Data items:

--------------------

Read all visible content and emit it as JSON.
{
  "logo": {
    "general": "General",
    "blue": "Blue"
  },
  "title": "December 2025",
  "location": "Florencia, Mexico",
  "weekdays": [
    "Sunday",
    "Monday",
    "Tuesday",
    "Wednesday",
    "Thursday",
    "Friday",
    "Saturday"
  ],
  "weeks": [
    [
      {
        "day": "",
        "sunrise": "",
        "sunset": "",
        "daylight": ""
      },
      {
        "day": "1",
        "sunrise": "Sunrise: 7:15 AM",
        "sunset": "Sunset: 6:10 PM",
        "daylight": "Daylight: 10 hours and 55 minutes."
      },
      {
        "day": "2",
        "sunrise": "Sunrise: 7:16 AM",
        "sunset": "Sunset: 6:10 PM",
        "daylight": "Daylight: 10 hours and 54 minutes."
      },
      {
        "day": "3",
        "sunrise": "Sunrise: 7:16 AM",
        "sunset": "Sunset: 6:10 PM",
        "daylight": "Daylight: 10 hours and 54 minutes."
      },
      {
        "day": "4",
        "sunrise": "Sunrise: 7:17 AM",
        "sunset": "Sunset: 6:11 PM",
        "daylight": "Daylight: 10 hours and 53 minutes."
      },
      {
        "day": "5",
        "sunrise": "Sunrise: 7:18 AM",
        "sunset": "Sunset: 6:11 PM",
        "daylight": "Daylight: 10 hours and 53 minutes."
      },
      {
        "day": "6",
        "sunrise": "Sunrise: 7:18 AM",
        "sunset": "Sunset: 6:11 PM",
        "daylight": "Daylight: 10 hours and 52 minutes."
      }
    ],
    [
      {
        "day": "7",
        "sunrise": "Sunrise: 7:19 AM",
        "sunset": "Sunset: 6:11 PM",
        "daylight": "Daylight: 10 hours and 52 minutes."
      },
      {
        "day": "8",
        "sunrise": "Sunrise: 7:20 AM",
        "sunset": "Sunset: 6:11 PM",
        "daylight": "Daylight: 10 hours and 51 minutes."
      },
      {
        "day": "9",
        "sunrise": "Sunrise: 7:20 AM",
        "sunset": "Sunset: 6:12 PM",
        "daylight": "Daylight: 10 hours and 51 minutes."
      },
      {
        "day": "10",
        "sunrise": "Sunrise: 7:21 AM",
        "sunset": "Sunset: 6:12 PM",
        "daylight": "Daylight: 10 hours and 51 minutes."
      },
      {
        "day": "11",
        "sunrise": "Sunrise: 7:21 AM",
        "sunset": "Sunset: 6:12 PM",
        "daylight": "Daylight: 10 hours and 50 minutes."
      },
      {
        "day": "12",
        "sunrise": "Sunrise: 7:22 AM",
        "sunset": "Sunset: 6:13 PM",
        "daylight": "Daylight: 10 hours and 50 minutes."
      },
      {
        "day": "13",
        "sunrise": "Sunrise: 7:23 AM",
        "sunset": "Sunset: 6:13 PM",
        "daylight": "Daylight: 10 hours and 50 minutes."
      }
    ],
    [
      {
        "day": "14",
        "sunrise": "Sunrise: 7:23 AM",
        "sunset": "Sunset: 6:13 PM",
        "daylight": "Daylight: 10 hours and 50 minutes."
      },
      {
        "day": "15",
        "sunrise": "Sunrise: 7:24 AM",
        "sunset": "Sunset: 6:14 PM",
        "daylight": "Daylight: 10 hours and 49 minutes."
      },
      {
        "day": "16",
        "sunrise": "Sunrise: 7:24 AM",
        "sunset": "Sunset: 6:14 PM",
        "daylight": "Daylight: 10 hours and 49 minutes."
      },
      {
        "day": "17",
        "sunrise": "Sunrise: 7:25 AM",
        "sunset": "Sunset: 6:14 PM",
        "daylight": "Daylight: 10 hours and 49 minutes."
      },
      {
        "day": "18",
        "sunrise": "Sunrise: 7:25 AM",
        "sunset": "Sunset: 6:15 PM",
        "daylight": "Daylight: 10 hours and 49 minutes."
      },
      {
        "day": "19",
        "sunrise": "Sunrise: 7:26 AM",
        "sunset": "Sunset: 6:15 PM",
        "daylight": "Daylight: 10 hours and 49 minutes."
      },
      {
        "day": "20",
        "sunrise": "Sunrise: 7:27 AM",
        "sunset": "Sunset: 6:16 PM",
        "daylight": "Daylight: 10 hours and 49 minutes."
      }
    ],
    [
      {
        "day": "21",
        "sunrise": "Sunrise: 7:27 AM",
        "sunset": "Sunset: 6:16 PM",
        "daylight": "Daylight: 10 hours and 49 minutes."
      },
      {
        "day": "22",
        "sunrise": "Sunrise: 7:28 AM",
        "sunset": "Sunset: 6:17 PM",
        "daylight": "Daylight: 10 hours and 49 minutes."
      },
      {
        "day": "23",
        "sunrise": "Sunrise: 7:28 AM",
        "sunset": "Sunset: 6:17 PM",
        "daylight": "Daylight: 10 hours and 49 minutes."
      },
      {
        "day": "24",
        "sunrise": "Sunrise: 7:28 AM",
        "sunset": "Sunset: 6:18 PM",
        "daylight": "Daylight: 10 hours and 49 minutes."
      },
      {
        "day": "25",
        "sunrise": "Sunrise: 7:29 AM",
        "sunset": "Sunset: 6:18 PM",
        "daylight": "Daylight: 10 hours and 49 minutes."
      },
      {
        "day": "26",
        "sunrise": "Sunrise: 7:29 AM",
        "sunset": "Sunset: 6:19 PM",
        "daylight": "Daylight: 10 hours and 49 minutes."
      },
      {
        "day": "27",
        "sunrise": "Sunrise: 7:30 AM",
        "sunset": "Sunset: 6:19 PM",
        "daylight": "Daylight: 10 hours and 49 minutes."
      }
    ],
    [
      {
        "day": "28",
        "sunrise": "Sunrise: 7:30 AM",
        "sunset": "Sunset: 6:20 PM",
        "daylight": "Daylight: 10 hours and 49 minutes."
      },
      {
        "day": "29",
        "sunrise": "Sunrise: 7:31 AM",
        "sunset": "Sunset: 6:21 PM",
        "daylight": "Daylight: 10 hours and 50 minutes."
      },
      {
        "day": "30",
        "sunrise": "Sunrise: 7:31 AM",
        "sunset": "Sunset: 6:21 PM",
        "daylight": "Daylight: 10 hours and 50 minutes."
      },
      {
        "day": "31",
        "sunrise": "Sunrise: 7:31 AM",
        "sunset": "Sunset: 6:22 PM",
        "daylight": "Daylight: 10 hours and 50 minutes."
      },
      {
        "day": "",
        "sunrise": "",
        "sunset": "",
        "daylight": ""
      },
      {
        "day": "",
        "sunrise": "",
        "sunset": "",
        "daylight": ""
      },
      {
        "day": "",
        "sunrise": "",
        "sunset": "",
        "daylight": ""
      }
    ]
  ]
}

--------------------

▶ GIVEN INSTRUCTION
Each line of the material must be restated exactly.

▶ RESPONSE TO THE EXERCISE
Read all visible content and emit it as JSON.
{
  "logo": {
    "general": "General",
    "blue": "Blue"
  },
  "title": "December 2025",
  "location": "Florencia, Mexico",
  "weekdays": [
    "Sunday",
    "Monday",
    "Tuesday",
    "Wednesday",
    "Thursday",
    "Friday",
    "Saturday"
  ],
  "weeks": [
    [
      {
        "day": "",
        "sunrise": "",
        "sunset": "",
        "daylight": ""
      },
      {
        "day": "1",
        "sunrise": "Sunrise: 7:15 AM",
        "sunset": "Sunset: 6:10 PM",
        "daylight": "Daylight: 10 hours and 55 minutes."
      },
      {
        "day": "2",
        "sunrise": "Sunrise: 7:16 AM",
        "sunset": "Sunset: 6:10 PM",
        "daylight": "Daylight: 10 hours and 54 minutes."
      },
      {
        "day": "3",
        "sunrise": "Sunrise: 7:16 AM",
        "sunset": "Sunset: 6:10 PM",
        "daylight": "Daylight: 10 hours and 54 minutes."
      },
      {
        "day": "4",
        "sunrise": "Sunrise: 7:17 AM",
        "sunset": "Sunset: 6:11 PM",
        "daylight": "Daylight: 10 hours and 53 minutes."
      },
      {
        "day": "5",
        "sunrise": "Sunrise: 7:18 AM",
        "sunset": "Sunset: 6:11 PM",
        "daylight": "Daylight: 10 hours and 53 minutes."
      },
      {
        "day": "6",
        "sunrise": "Sunrise: 7:18 AM",
        "sunset": "Sunset: 6:11 PM",
        "daylight": "Daylight: 10 hours and 52 minutes."
      }
    ],
    [
      {
        "day": "7",
        "sunrise": "Sunrise: 7:19 AM",
        "sunset": "Sunset: 6:11 PM",
        "daylight": "Daylight: 10 hours and 52 minutes."
      },
      {
        "day": "8",
        "sunrise": "Sunrise: 7:20 AM",
        "sunset": "Sunset: 6:11 PM",
        "daylight": "Daylight: 10 hours and 51 minutes."
      },
      {
        "day": "9",
        "sunrise": "Sunrise: 7:20 AM",
        "sunset": "Sunset: 6:12 PM",
        "daylight": "Daylight: 10 hours and 51 minutes."
      },
      {
        "day": "10",
        "sunrise": "Sunrise: 7:21 AM",
        "sunset": "Sunset: 6:12 PM",
        "daylight": "Daylight: 10 hours and 51 minutes."
      },
      {
        "day": "11",
        "sunrise": "Sunrise: 7:21 AM",
        "sunset": "Sunset: 6:12 PM",
        "daylight": "Daylight: 10 hours and 50 minutes."
      },
      {
        "day": "12",
        "sunrise": "Sunrise: 7:22 AM",
        "sunset": "Sunset: 6:13 PM",
        "daylight": "Daylight: 10 hours and 50 minutes."
      },
      {
        "day": "13",
        "sunrise": "Sunrise: 7:23 AM",
        "sunset": "Sunset: 6:13 PM",
        "daylight": "Daylight: 10 hours and 50 minutes."
      }
    ],
    [
      {
        "day": "14",
        "sunrise": "Sunrise: 7:23 AM",
        "sunset": "Sunset: 6:13 PM",
        "daylight": "Daylight: 10 hours and 50 minutes."
      },
      {
        "day": "15",
        "sunrise": "Sunrise: 7:24 AM",
        "sunset": "Sunset: 6:14 PM",
        "daylight": "Daylight: 10 hours and 49 minutes."
      },
      {
        "day": "16",
        "sunrise": "Sunrise: 7:24 AM",
        "sunset": "Sunset: 6:14 PM",
        "daylight": "Daylight: 10 hours and 49 minutes."
      },
      {
        "day": "17",
        "sunrise": "Sunrise: 7:25 AM",
        "sunset": "Sunset: 6:14 PM",
        "daylight": "Daylight: 10 hours and 49 minutes."
      },
      {
        "day": "18",
        "sunrise": "Sunrise: 7:25 AM",
        "sunset": "Sunset: 6:15 PM",
        "daylight": "Daylight: 10 hours and 49 minutes."
      },
      {
        "day": "19",
        "sunrise": "Sunrise: 7:26 AM",
        "sunset": "Sunset: 6:15 PM",
        "daylight": "Daylight: 10 hours and 49 minutes."
      },
      {
        "day": "20",
        "sunrise": "Sunrise: 7:27 AM",
        "sunset": "Sunset: 6:16 PM",
        "daylight": "Daylight: 10 hours and 49 minutes."
      }
    ],
    [
      {
        "day": "21",
        "sunrise": "Sunrise: 7:27 AM",
        "sunset": "Sunset: 6:16 PM",
        "daylight": "Daylight: 10 hours and 49 minutes."
      },
      {
        "day": "22",
        "sunrise": "Sunrise: 7:28 AM",
        "sunset": "Sunset: 6:17 PM",
        "daylight": "Daylight: 10 hours and 49 minutes."
      },
      {
        "day": "23",
        "sunrise": "Sunrise: 7:28 AM",
        "sunset": "Sunset: 6:17 PM",
        "daylight": "Daylight: 10 hours and 49 minutes."
      },
      {
        "day": "24",
        "sunrise": "Sunrise: 7:28 AM",
        "sunset": "Sunset: 6:18 PM",
        "daylight": "Daylight: 10 hours and 49 minutes."
      },
      {
        "day": "25",
        "sunrise": "Sunrise: 7:29 AM",
        "sunset": "Sunset: 6:18 PM",
        "daylight": "Daylight: 10 hours and 49 minutes."
      },
      {
        "day": "26",
        "sunrise": "Sunrise: 7:29 AM",
        "sunset": "Sunset: 6:19 PM",
        "daylight": "Daylight: 10 hours and 49 minutes."
      },
      {
        "day": "27",
        "sunrise": "Sunrise: 7:30 AM",
        "sunset": "Sunset: 6:19 PM",
        "daylight": "Daylight: 10 hours and 49 minutes."
      }
    ],
    [
      {
        "day": "28",
        "sunrise": "Sunrise: 7:30 AM",
        "sunset": "Sunset: 6:20 PM",
        "daylight": "Daylight: 10 hours and 49 minutes."
      },
      {
        "day": "29",
        "sunrise": "Sunrise: 7:31 AM",
        "sunset": "Sunset: 6:21 PM",
        "daylight": "Daylight: 10 hours and 50 minutes."
      },
      {
        "day": "30",
        "sunrise": "Sunrise: 7:31 AM",
        "sunset": "Sunset: 6:21 PM",
        "daylight": "Daylight: 10 hours and 50 minutes."
      },
      {
        "day": "31",
        "sunrise": "Sunrise: 7:31 AM",
        "sunset": "Sunset: 6:22 PM",
        "daylight": "Daylight: 10 hours and 50 minutes."
      },
      {
        "day": "",
        "sunrise": "",
        "sunset": "",
        "daylight": ""
      },
      {
        "day": "",
        "sunrise": "",
        "sunset": "",
        "daylight": ""
      },
      {
        "day": "",
        "sunrise": "",
        "sunset": "",
        "daylight": ""
      }
    ]
  ]
}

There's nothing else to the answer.